TASK INSTRUCTIONS: Output the entries below exactly as written, omitting pictures.

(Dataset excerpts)
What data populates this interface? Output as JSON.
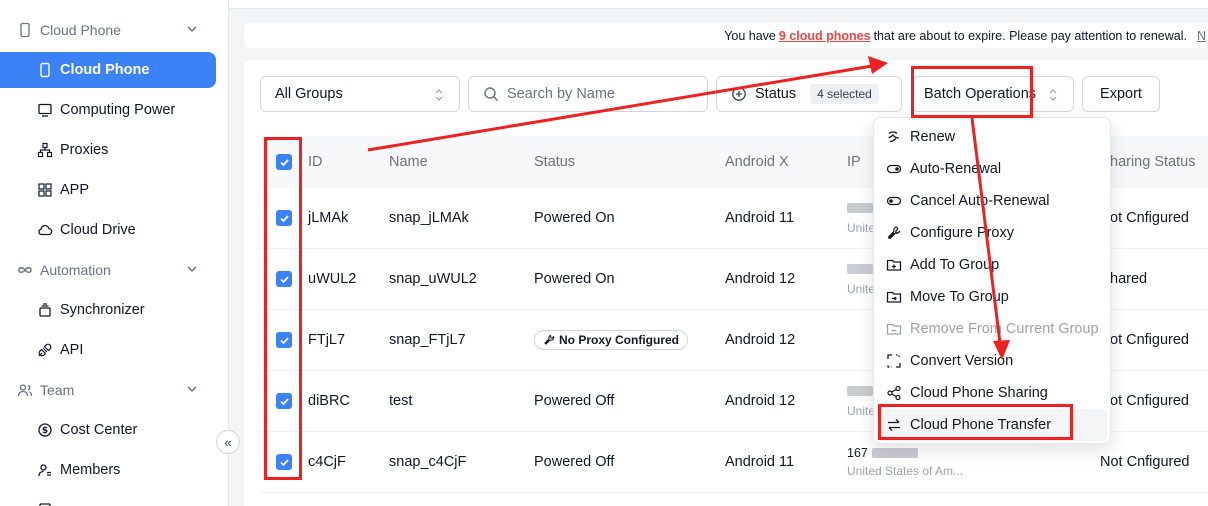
{
  "sidebar": {
    "groups": [
      {
        "label": "Cloud Phone"
      },
      {
        "label": "Automation"
      },
      {
        "label": "Team"
      }
    ],
    "items": [
      {
        "label": "Cloud Phone",
        "active": true
      },
      {
        "label": "Computing Power"
      },
      {
        "label": "Proxies"
      },
      {
        "label": "APP"
      },
      {
        "label": "Cloud Drive"
      },
      {
        "label": "Synchronizer"
      },
      {
        "label": "API"
      },
      {
        "label": "Cost Center"
      },
      {
        "label": "Members"
      }
    ],
    "collapse_glyph": "«"
  },
  "notice": {
    "prefix": "You have",
    "highlight": "9 cloud phones",
    "suffix": "that are about to expire. Please pay attention to renewal.",
    "more": "N"
  },
  "toolbar": {
    "group_select": "All Groups",
    "search_placeholder": "Search by Name",
    "status_label": "Status",
    "status_badge": "4 selected",
    "batch_label": "Batch Operations",
    "export_label": "Export"
  },
  "table": {
    "columns": [
      "ID",
      "Name",
      "Status",
      "Android X",
      "IP",
      "haring Status"
    ],
    "rows": [
      {
        "id": "jLMAk",
        "name": "snap_jLMAk",
        "status": "Powered On",
        "android": "Android 11",
        "ip_sub": "Unite",
        "sharing": "ot Cnfigured"
      },
      {
        "id": "uWUL2",
        "name": "snap_uWUL2",
        "status": "Powered On",
        "android": "Android 12",
        "ip_sub": "Unite",
        "sharing": "hared"
      },
      {
        "id": "FTjL7",
        "name": "snap_FTjL7",
        "status": "No Proxy Configured",
        "android": "Android 12",
        "ip_sub": "",
        "sharing": "ot Cnfigured"
      },
      {
        "id": "diBRC",
        "name": "test",
        "status": "Powered Off",
        "android": "Android 12",
        "ip_sub": "Unite",
        "sharing": "ot Cnfigured"
      },
      {
        "id": "c4CjF",
        "name": "snap_c4CjF",
        "status": "Powered Off",
        "android": "Android 11",
        "ip_prefix": "167",
        "ip_sub": "United States of Am...",
        "sharing": "Not Cnfigured"
      }
    ]
  },
  "batch_menu": {
    "items": [
      {
        "label": "Renew",
        "icon": "renew-icon"
      },
      {
        "label": "Auto-Renewal",
        "icon": "toggle-on-icon"
      },
      {
        "label": "Cancel Auto-Renewal",
        "icon": "toggle-off-icon"
      },
      {
        "label": "Configure Proxy",
        "icon": "wrench-icon"
      },
      {
        "label": "Add To Group",
        "icon": "folder-add-icon"
      },
      {
        "label": "Move To Group",
        "icon": "folder-move-icon"
      },
      {
        "label": "Remove From Current Group",
        "icon": "folder-remove-icon",
        "disabled": true
      },
      {
        "label": "Convert Version",
        "icon": "convert-icon"
      },
      {
        "label": "Cloud Phone Sharing",
        "icon": "share-icon"
      },
      {
        "label": "Cloud Phone Transfer",
        "icon": "transfer-icon",
        "highlighted": true
      }
    ]
  },
  "colors": {
    "accent": "#3b82f6",
    "annotation": "#ef2020"
  }
}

THE RESULT:
What data populates this interface? Output as JSON.
{
  "sidebar": {
    "groups": [
      {
        "label": "Cloud Phone"
      },
      {
        "label": "Automation"
      },
      {
        "label": "Team"
      }
    ],
    "items": [
      {
        "label": "Cloud Phone",
        "active": true
      },
      {
        "label": "Computing Power"
      },
      {
        "label": "Proxies"
      },
      {
        "label": "APP"
      },
      {
        "label": "Cloud Drive"
      },
      {
        "label": "Synchronizer"
      },
      {
        "label": "API"
      },
      {
        "label": "Cost Center"
      },
      {
        "label": "Members"
      }
    ],
    "collapse_glyph": "«"
  },
  "notice": {
    "prefix": "You have",
    "highlight": "9 cloud phones",
    "suffix": "that are about to expire. Please pay attention to renewal.",
    "more": "N"
  },
  "toolbar": {
    "group_select": "All Groups",
    "search_placeholder": "Search by Name",
    "status_label": "Status",
    "status_badge": "4 selected",
    "batch_label": "Batch Operations",
    "export_label": "Export"
  },
  "table": {
    "columns": [
      "ID",
      "Name",
      "Status",
      "Android X",
      "IP",
      "haring Status"
    ],
    "rows": [
      {
        "id": "jLMAk",
        "name": "snap_jLMAk",
        "status": "Powered On",
        "android": "Android 11",
        "ip_sub": "Unite",
        "sharing": "ot Cnfigured"
      },
      {
        "id": "uWUL2",
        "name": "snap_uWUL2",
        "status": "Powered On",
        "android": "Android 12",
        "ip_sub": "Unite",
        "sharing": "hared"
      },
      {
        "id": "FTjL7",
        "name": "snap_FTjL7",
        "status": "No Proxy Configured",
        "android": "Android 12",
        "ip_sub": "",
        "sharing": "ot Cnfigured"
      },
      {
        "id": "diBRC",
        "name": "test",
        "status": "Powered Off",
        "android": "Android 12",
        "ip_sub": "Unite",
        "sharing": "ot Cnfigured"
      },
      {
        "id": "c4CjF",
        "name": "snap_c4CjF",
        "status": "Powered Off",
        "android": "Android 11",
        "ip_prefix": "167",
        "ip_sub": "United States of Am...",
        "sharing": "Not Cnfigured"
      }
    ]
  },
  "batch_menu": {
    "items": [
      {
        "label": "Renew",
        "icon": "renew-icon"
      },
      {
        "label": "Auto-Renewal",
        "icon": "toggle-on-icon"
      },
      {
        "label": "Cancel Auto-Renewal",
        "icon": "toggle-off-icon"
      },
      {
        "label": "Configure Proxy",
        "icon": "wrench-icon"
      },
      {
        "label": "Add To Group",
        "icon": "folder-add-icon"
      },
      {
        "label": "Move To Group",
        "icon": "folder-move-icon"
      },
      {
        "label": "Remove From Current Group",
        "icon": "folder-remove-icon",
        "disabled": true
      },
      {
        "label": "Convert Version",
        "icon": "convert-icon"
      },
      {
        "label": "Cloud Phone Sharing",
        "icon": "share-icon"
      },
      {
        "label": "Cloud Phone Transfer",
        "icon": "transfer-icon",
        "highlighted": true
      }
    ]
  },
  "colors": {
    "accent": "#3b82f6",
    "annotation": "#ef2020"
  }
}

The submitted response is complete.